WHAT TO WORK ON => Locate every line in the records below that contains the word "this", and copy each one.

— begin —

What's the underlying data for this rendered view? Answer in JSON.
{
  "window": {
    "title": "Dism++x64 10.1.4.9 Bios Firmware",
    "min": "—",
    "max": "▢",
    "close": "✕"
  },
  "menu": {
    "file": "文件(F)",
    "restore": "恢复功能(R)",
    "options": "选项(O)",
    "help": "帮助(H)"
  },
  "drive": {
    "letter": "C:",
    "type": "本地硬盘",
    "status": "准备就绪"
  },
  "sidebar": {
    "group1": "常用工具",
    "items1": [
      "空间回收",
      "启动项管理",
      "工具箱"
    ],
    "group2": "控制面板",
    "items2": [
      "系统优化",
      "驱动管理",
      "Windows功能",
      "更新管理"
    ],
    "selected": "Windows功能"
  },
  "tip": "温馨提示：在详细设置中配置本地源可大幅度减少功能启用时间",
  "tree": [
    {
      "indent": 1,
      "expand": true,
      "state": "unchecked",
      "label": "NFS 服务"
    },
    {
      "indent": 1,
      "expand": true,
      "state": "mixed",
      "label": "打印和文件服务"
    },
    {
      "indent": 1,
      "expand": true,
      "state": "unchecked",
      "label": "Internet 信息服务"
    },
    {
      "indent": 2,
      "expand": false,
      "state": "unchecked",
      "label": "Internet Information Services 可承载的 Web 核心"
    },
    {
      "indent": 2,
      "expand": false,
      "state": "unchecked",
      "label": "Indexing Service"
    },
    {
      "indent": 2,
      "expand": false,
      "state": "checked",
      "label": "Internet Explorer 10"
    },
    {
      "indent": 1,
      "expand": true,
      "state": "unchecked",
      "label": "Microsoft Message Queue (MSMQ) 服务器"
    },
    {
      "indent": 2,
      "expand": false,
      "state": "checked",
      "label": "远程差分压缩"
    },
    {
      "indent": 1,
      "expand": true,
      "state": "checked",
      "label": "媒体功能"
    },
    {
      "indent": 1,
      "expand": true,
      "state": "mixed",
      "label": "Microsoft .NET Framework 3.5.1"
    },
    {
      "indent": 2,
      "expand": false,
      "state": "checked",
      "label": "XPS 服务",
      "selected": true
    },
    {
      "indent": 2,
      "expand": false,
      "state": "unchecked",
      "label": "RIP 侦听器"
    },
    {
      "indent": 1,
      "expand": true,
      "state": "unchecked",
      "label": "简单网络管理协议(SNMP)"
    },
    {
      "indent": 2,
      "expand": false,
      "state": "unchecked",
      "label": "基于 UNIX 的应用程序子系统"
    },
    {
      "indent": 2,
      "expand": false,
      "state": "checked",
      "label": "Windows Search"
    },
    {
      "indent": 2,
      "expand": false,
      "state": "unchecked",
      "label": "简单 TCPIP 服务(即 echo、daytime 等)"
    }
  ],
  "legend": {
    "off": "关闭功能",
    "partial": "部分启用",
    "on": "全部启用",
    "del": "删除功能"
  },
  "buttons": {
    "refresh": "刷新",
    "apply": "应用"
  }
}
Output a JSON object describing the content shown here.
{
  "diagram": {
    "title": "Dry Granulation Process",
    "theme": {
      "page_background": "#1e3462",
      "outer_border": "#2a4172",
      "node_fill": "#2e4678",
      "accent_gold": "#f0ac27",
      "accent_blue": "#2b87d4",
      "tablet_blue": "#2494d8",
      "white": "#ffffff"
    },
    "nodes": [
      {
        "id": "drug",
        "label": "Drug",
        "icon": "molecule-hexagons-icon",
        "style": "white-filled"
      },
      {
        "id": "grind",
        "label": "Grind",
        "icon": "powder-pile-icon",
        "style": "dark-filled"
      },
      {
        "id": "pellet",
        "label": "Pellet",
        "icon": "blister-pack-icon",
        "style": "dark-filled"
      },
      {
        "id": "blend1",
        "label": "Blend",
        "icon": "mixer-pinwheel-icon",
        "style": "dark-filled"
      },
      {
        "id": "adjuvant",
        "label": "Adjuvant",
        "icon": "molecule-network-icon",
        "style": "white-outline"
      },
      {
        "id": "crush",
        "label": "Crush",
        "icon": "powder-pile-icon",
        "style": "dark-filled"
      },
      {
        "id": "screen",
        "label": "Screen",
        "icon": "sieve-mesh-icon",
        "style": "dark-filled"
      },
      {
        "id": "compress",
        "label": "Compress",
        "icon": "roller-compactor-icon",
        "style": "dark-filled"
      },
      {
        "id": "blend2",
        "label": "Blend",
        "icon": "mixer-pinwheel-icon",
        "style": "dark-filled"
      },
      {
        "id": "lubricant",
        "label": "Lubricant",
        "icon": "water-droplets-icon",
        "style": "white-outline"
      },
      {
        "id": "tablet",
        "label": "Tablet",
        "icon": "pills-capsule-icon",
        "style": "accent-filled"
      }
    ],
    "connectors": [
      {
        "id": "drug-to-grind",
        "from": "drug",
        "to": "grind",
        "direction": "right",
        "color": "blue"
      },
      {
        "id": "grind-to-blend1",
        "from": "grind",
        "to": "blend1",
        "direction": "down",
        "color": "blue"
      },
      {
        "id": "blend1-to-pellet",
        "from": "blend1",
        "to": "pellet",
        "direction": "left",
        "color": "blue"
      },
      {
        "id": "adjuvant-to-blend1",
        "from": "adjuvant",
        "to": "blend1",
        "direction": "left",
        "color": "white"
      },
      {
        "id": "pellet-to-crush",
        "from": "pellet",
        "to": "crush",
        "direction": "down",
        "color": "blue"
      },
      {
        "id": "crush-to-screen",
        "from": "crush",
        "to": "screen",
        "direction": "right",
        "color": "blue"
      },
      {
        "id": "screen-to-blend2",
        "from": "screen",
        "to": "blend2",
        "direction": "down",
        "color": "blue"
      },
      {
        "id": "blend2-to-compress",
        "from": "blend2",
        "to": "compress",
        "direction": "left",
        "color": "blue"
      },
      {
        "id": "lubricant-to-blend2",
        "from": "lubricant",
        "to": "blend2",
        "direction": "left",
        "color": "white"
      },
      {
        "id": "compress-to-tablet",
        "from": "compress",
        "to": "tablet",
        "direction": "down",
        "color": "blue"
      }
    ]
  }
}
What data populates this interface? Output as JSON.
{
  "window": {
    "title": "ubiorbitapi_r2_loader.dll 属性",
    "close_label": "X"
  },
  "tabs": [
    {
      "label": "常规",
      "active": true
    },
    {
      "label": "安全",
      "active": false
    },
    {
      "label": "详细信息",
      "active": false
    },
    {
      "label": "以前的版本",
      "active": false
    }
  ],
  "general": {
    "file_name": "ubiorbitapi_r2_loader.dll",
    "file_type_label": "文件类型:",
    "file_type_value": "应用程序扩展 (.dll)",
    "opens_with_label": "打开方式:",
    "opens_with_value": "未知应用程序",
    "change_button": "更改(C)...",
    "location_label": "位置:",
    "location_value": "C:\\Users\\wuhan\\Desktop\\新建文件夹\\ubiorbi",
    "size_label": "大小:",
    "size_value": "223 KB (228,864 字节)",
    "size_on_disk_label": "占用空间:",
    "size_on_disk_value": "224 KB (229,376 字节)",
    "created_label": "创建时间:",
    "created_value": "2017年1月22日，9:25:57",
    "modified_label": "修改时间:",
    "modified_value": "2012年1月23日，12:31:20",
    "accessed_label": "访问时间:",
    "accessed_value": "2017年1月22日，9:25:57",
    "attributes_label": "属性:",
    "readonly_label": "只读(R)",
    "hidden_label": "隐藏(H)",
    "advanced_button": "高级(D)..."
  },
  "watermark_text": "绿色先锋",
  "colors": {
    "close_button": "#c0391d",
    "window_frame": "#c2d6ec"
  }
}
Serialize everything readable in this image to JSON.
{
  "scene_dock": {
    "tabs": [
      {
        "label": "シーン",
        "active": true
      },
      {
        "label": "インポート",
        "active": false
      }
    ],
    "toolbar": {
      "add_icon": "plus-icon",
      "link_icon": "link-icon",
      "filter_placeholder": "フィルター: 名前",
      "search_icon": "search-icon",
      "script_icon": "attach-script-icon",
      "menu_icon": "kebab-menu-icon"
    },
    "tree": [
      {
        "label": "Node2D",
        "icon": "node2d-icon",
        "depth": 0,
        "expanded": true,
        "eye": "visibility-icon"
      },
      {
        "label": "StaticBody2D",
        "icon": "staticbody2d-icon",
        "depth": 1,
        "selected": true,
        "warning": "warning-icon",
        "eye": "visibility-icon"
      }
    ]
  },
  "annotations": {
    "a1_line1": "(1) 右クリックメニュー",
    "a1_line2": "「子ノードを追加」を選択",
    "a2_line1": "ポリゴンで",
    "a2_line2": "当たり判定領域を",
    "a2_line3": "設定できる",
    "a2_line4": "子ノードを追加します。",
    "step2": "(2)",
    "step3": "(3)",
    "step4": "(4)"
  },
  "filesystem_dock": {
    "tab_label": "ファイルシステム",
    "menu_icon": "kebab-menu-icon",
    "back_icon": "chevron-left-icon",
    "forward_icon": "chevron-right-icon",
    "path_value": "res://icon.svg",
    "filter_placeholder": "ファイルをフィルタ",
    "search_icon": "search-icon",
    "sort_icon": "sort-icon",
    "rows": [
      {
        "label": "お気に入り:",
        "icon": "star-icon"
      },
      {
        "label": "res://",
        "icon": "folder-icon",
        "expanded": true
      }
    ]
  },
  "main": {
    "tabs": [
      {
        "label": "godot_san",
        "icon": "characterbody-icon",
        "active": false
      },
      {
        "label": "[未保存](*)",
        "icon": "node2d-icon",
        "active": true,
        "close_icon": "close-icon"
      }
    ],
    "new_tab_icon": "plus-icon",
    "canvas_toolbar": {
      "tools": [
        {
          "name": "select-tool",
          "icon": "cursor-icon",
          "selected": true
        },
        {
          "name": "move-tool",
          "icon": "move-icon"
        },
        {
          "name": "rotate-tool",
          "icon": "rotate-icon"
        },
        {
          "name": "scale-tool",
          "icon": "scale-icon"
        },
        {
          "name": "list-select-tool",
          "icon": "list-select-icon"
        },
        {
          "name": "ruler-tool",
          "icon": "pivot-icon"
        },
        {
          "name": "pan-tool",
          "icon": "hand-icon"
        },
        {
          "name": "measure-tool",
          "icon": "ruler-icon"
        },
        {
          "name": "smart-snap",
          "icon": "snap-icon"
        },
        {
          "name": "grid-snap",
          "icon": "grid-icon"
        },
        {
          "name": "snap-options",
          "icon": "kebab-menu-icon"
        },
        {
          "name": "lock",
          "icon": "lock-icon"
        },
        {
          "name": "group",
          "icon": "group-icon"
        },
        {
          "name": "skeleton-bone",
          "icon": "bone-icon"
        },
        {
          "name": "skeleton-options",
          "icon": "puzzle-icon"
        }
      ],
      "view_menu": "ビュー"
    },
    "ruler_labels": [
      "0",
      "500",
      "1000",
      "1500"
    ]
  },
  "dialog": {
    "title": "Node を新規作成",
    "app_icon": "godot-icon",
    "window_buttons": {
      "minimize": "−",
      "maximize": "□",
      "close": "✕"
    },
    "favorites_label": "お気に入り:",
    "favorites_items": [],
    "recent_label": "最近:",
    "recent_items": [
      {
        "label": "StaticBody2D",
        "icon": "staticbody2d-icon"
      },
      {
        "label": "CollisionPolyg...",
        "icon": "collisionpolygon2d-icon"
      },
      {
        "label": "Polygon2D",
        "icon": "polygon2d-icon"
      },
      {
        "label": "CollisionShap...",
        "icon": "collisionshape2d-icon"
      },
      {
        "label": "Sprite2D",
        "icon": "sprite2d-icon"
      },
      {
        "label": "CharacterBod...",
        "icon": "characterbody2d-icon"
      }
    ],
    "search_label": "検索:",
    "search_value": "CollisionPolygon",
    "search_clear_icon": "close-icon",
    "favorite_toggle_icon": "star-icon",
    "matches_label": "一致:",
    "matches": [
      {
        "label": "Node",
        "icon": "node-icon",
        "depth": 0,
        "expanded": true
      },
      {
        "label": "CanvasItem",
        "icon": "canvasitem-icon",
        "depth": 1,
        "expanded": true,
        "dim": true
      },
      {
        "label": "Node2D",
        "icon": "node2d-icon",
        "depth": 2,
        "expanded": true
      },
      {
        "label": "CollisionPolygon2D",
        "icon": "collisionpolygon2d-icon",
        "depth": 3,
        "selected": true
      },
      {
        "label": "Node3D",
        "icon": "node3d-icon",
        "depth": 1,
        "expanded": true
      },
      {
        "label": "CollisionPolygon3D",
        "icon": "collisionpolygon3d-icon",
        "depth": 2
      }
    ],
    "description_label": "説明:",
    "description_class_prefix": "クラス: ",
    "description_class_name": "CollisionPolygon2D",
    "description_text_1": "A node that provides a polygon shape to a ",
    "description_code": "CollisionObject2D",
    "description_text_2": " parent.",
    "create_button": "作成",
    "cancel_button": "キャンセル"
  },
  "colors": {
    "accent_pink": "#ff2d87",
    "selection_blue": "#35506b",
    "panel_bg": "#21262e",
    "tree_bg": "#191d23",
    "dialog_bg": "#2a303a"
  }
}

— end —

OUTPUT =>
What's the underlying data for this rendered view? Answer in JSON.
What data populates this interface? Output as JSON.
Serialize everything readable in this image to JSON.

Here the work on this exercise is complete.